┌─ The input

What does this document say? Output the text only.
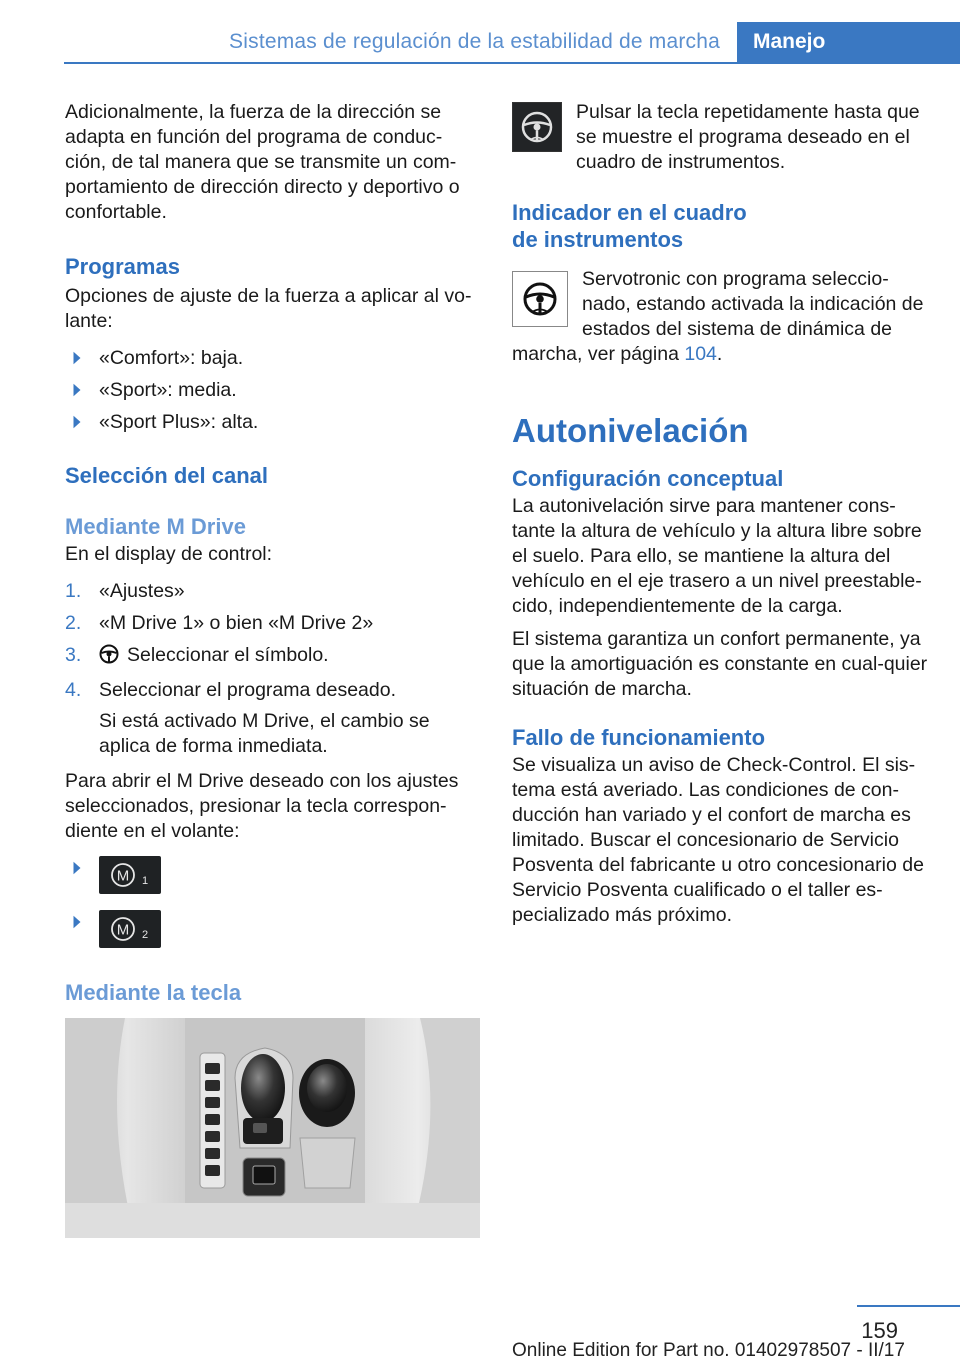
Sistemas de regulación de la estabilidad de marcha	Manejo

Adicionalmente, la fuerza de la dirección se adapta en función del programa de conduc-ción, de tal manera que se transmite un com-portamiento de dirección directo y deportivo o confortable.

Programas

Opciones de ajuste de la fuerza a aplicar al vo-lante:

«Comfort»: baja.
«Sport»: media.
«Sport Plus»: alta.
Selección del canal
Mediante M Drive

En el display de control:

1. «Ajustes»
2. «M Drive 1» o bien «M Drive 2»
3. Seleccionar el símbolo.
4. Seleccionar el programa deseado.

Si está activado M Drive, el cambio se aplica de forma inmediata.

Para abrir el M Drive deseado con los ajustes seleccionados, presionar la tecla correspon-diente en el volante:

M 1
M 2
Mediante la tecla

Pulsar la tecla repetidamente hasta que se muestre el programa deseado en el cuadro de instrumentos.

Indicador en el cuadro
de instrumentos

Servotronic con programa seleccio-nado, estando activada la indicación de estados del sistema de dinámica de marcha, ver página 104.

Autonivelación
Configuración conceptual

La autonivelación sirve para mantener cons-tante la altura de vehículo y la altura libre sobre el suelo. Para ello, se mantiene la altura del vehículo en el eje trasero a un nivel preestable-cido, independientemente de la carga.

El sistema garantiza un confort permanente, ya que la amortiguación es constante en cual-quier situación de marcha.

Fallo de funcionamiento

Se visualiza un aviso de Check-Control. El sis-tema está averiado. Las condiciones de con-ducción han variado y el confort de marcha es limitado. Buscar el concesionario de Servicio Posventa del fabricante u otro concesionario de Servicio Posventa cualificado o el taller es-pecializado más próximo.

159
Online Edition for Part no. 01402978507 - II/17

└─

Retype every entry verbatim and exclude the pictures from the copy.

What does this document say? Output the text only.
Sistemas de regulación de la estabilidad de marcha	Manejo

Adicionalmente, la fuerza de la dirección se adapta en función del programa de conduc-ción, de tal manera que se transmite un com-portamiento de dirección directo y deportivo o confortable.

Programas

Opciones de ajuste de la fuerza a aplicar al vo-lante:

«Comfort»: baja.
«Sport»: media.
«Sport Plus»: alta.
Selección del canal
Mediante M Drive

En el display de control:

1. «Ajustes»
2. «M Drive 1» o bien «M Drive 2»
3. Seleccionar el símbolo.
4. Seleccionar el programa deseado.

Si está activado M Drive, el cambio se aplica de forma inmediata.

Para abrir el M Drive deseado con los ajustes seleccionados, presionar la tecla correspon-diente en el volante:

M 1
M 2
Mediante la tecla

Pulsar la tecla repetidamente hasta que se muestre el programa deseado en el cuadro de instrumentos.

Indicador en el cuadro
de instrumentos

Servotronic con programa seleccio-nado, estando activada la indicación de estados del sistema de dinámica de marcha, ver página 104.

Autonivelación
Configuración conceptual

La autonivelación sirve para mantener cons-tante la altura de vehículo y la altura libre sobre el suelo. Para ello, se mantiene la altura del vehículo en el eje trasero a un nivel preestable-cido, independientemente de la carga.

El sistema garantiza un confort permanente, ya que la amortiguación es constante en cual-quier situación de marcha.

Fallo de funcionamiento

Se visualiza un aviso de Check-Control. El sis-tema está averiado. Las condiciones de con-ducción han variado y el confort de marcha es limitado. Buscar el concesionario de Servicio Posventa del fabricante u otro concesionario de Servicio Posventa cualificado o el taller es-pecializado más próximo.

159
Online Edition for Part no. 01402978507 - II/17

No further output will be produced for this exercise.